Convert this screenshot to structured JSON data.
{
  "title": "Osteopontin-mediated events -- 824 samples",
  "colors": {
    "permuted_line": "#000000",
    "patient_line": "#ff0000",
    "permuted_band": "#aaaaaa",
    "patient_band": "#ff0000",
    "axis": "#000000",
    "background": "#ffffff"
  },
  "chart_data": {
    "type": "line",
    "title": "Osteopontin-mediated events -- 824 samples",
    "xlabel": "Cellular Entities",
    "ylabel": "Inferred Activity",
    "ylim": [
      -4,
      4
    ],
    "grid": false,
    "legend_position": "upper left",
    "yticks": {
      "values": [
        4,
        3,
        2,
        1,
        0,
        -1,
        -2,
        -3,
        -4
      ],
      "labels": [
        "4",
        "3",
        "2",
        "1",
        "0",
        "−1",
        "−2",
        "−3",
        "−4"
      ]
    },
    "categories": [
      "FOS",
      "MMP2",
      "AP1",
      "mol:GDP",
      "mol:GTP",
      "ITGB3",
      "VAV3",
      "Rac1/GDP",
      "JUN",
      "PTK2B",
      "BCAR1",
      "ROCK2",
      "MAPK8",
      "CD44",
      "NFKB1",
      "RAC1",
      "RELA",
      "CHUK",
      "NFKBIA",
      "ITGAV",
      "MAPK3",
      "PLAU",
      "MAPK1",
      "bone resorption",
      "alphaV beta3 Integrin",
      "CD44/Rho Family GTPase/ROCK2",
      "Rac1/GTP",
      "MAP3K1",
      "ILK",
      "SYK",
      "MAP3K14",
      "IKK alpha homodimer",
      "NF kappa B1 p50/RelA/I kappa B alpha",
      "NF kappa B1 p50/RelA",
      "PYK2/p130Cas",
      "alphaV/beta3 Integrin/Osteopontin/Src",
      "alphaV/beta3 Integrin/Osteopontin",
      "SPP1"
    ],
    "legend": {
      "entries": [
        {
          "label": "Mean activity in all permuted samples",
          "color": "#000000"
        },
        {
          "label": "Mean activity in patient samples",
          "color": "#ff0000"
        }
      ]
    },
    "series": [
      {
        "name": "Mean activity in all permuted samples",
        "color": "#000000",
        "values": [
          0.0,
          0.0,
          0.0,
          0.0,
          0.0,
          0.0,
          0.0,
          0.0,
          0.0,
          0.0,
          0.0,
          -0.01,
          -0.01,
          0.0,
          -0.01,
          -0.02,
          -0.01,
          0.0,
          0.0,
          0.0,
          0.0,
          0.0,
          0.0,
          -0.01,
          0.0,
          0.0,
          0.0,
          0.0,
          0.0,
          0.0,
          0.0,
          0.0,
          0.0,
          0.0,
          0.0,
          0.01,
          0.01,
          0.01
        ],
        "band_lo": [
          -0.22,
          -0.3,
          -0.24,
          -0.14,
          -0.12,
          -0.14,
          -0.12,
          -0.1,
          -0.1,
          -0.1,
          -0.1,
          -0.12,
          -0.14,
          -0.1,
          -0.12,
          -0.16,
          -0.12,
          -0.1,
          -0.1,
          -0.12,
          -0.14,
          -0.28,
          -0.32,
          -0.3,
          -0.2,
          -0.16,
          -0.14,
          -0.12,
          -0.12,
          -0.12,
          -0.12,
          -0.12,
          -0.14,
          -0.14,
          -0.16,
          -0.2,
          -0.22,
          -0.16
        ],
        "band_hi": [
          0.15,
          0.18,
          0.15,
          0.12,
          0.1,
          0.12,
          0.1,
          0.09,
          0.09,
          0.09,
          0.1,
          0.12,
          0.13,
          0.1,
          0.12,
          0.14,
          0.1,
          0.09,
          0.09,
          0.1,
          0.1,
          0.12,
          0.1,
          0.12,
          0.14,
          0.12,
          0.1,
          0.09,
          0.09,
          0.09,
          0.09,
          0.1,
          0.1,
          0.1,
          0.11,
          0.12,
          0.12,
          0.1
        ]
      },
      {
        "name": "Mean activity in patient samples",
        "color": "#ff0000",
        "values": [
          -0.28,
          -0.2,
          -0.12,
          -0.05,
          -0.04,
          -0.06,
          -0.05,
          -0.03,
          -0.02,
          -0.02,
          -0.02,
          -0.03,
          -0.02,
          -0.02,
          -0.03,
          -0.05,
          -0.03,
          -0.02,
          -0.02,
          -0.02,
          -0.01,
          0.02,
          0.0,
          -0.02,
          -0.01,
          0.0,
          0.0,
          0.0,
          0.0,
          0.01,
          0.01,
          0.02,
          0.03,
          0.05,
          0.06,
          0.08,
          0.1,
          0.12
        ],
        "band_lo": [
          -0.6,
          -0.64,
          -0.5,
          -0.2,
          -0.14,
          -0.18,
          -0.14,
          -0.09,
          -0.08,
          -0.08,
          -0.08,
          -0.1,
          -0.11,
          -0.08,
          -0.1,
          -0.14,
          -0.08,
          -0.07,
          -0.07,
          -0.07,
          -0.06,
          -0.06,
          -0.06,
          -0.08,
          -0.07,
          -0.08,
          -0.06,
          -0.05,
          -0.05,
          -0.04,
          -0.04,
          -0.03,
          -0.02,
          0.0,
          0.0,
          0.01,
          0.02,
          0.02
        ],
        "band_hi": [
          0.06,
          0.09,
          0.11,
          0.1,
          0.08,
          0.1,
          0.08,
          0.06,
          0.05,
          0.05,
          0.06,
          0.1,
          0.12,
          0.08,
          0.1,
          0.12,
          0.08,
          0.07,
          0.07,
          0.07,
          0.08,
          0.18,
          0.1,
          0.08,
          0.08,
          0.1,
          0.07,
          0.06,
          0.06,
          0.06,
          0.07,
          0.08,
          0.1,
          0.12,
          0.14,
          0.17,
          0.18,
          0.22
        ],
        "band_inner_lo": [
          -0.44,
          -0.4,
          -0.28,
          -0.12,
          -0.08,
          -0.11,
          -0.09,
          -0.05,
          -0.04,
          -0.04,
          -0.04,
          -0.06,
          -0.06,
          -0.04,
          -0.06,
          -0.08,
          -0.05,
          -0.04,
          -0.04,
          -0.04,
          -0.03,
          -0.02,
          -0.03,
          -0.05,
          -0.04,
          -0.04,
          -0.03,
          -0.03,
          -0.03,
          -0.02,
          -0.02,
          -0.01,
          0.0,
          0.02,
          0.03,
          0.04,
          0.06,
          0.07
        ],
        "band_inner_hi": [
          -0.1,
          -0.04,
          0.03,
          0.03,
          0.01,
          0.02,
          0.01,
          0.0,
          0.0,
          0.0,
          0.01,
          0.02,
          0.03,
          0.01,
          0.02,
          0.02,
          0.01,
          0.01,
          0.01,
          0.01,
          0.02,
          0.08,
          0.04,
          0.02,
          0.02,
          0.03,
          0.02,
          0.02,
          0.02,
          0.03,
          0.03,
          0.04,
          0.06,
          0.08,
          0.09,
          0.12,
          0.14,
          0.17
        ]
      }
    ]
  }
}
::::
All records above must be set down exactly, please.

# RESULT
Convert this screenshot to structured JSON data.
{
  "title": "Osteopontin-mediated events -- 824 samples",
  "colors": {
    "permuted_line": "#000000",
    "patient_line": "#ff0000",
    "permuted_band": "#aaaaaa",
    "patient_band": "#ff0000",
    "axis": "#000000",
    "background": "#ffffff"
  },
  "chart_data": {
    "type": "line",
    "title": "Osteopontin-mediated events -- 824 samples",
    "xlabel": "Cellular Entities",
    "ylabel": "Inferred Activity",
    "ylim": [
      -4,
      4
    ],
    "grid": false,
    "legend_position": "upper left",
    "yticks": {
      "values": [
        4,
        3,
        2,
        1,
        0,
        -1,
        -2,
        -3,
        -4
      ],
      "labels": [
        "4",
        "3",
        "2",
        "1",
        "0",
        "−1",
        "−2",
        "−3",
        "−4"
      ]
    },
    "categories": [
      "FOS",
      "MMP2",
      "AP1",
      "mol:GDP",
      "mol:GTP",
      "ITGB3",
      "VAV3",
      "Rac1/GDP",
      "JUN",
      "PTK2B",
      "BCAR1",
      "ROCK2",
      "MAPK8",
      "CD44",
      "NFKB1",
      "RAC1",
      "RELA",
      "CHUK",
      "NFKBIA",
      "ITGAV",
      "MAPK3",
      "PLAU",
      "MAPK1",
      "bone resorption",
      "alphaV beta3 Integrin",
      "CD44/Rho Family GTPase/ROCK2",
      "Rac1/GTP",
      "MAP3K1",
      "ILK",
      "SYK",
      "MAP3K14",
      "IKK alpha homodimer",
      "NF kappa B1 p50/RelA/I kappa B alpha",
      "NF kappa B1 p50/RelA",
      "PYK2/p130Cas",
      "alphaV/beta3 Integrin/Osteopontin/Src",
      "alphaV/beta3 Integrin/Osteopontin",
      "SPP1"
    ],
    "legend": {
      "entries": [
        {
          "label": "Mean activity in all permuted samples",
          "color": "#000000"
        },
        {
          "label": "Mean activity in patient samples",
          "color": "#ff0000"
        }
      ]
    },
    "series": [
      {
        "name": "Mean activity in all permuted samples",
        "color": "#000000",
        "values": [
          0.0,
          0.0,
          0.0,
          0.0,
          0.0,
          0.0,
          0.0,
          0.0,
          0.0,
          0.0,
          0.0,
          -0.01,
          -0.01,
          0.0,
          -0.01,
          -0.02,
          -0.01,
          0.0,
          0.0,
          0.0,
          0.0,
          0.0,
          0.0,
          -0.01,
          0.0,
          0.0,
          0.0,
          0.0,
          0.0,
          0.0,
          0.0,
          0.0,
          0.0,
          0.0,
          0.0,
          0.01,
          0.01,
          0.01
        ],
        "band_lo": [
          -0.22,
          -0.3,
          -0.24,
          -0.14,
          -0.12,
          -0.14,
          -0.12,
          -0.1,
          -0.1,
          -0.1,
          -0.1,
          -0.12,
          -0.14,
          -0.1,
          -0.12,
          -0.16,
          -0.12,
          -0.1,
          -0.1,
          -0.12,
          -0.14,
          -0.28,
          -0.32,
          -0.3,
          -0.2,
          -0.16,
          -0.14,
          -0.12,
          -0.12,
          -0.12,
          -0.12,
          -0.12,
          -0.14,
          -0.14,
          -0.16,
          -0.2,
          -0.22,
          -0.16
        ],
        "band_hi": [
          0.15,
          0.18,
          0.15,
          0.12,
          0.1,
          0.12,
          0.1,
          0.09,
          0.09,
          0.09,
          0.1,
          0.12,
          0.13,
          0.1,
          0.12,
          0.14,
          0.1,
          0.09,
          0.09,
          0.1,
          0.1,
          0.12,
          0.1,
          0.12,
          0.14,
          0.12,
          0.1,
          0.09,
          0.09,
          0.09,
          0.09,
          0.1,
          0.1,
          0.1,
          0.11,
          0.12,
          0.12,
          0.1
        ]
      },
      {
        "name": "Mean activity in patient samples",
        "color": "#ff0000",
        "values": [
          -0.28,
          -0.2,
          -0.12,
          -0.05,
          -0.04,
          -0.06,
          -0.05,
          -0.03,
          -0.02,
          -0.02,
          -0.02,
          -0.03,
          -0.02,
          -0.02,
          -0.03,
          -0.05,
          -0.03,
          -0.02,
          -0.02,
          -0.02,
          -0.01,
          0.02,
          0.0,
          -0.02,
          -0.01,
          0.0,
          0.0,
          0.0,
          0.0,
          0.01,
          0.01,
          0.02,
          0.03,
          0.05,
          0.06,
          0.08,
          0.1,
          0.12
        ],
        "band_lo": [
          -0.6,
          -0.64,
          -0.5,
          -0.2,
          -0.14,
          -0.18,
          -0.14,
          -0.09,
          -0.08,
          -0.08,
          -0.08,
          -0.1,
          -0.11,
          -0.08,
          -0.1,
          -0.14,
          -0.08,
          -0.07,
          -0.07,
          -0.07,
          -0.06,
          -0.06,
          -0.06,
          -0.08,
          -0.07,
          -0.08,
          -0.06,
          -0.05,
          -0.05,
          -0.04,
          -0.04,
          -0.03,
          -0.02,
          0.0,
          0.0,
          0.01,
          0.02,
          0.02
        ],
        "band_hi": [
          0.06,
          0.09,
          0.11,
          0.1,
          0.08,
          0.1,
          0.08,
          0.06,
          0.05,
          0.05,
          0.06,
          0.1,
          0.12,
          0.08,
          0.1,
          0.12,
          0.08,
          0.07,
          0.07,
          0.07,
          0.08,
          0.18,
          0.1,
          0.08,
          0.08,
          0.1,
          0.07,
          0.06,
          0.06,
          0.06,
          0.07,
          0.08,
          0.1,
          0.12,
          0.14,
          0.17,
          0.18,
          0.22
        ],
        "band_inner_lo": [
          -0.44,
          -0.4,
          -0.28,
          -0.12,
          -0.08,
          -0.11,
          -0.09,
          -0.05,
          -0.04,
          -0.04,
          -0.04,
          -0.06,
          -0.06,
          -0.04,
          -0.06,
          -0.08,
          -0.05,
          -0.04,
          -0.04,
          -0.04,
          -0.03,
          -0.02,
          -0.03,
          -0.05,
          -0.04,
          -0.04,
          -0.03,
          -0.03,
          -0.03,
          -0.02,
          -0.02,
          -0.01,
          0.0,
          0.02,
          0.03,
          0.04,
          0.06,
          0.07
        ],
        "band_inner_hi": [
          -0.1,
          -0.04,
          0.03,
          0.03,
          0.01,
          0.02,
          0.01,
          0.0,
          0.0,
          0.0,
          0.01,
          0.02,
          0.03,
          0.01,
          0.02,
          0.02,
          0.01,
          0.01,
          0.01,
          0.01,
          0.02,
          0.08,
          0.04,
          0.02,
          0.02,
          0.03,
          0.02,
          0.02,
          0.02,
          0.03,
          0.03,
          0.04,
          0.06,
          0.08,
          0.09,
          0.12,
          0.14,
          0.17
        ]
      }
    ]
  }
}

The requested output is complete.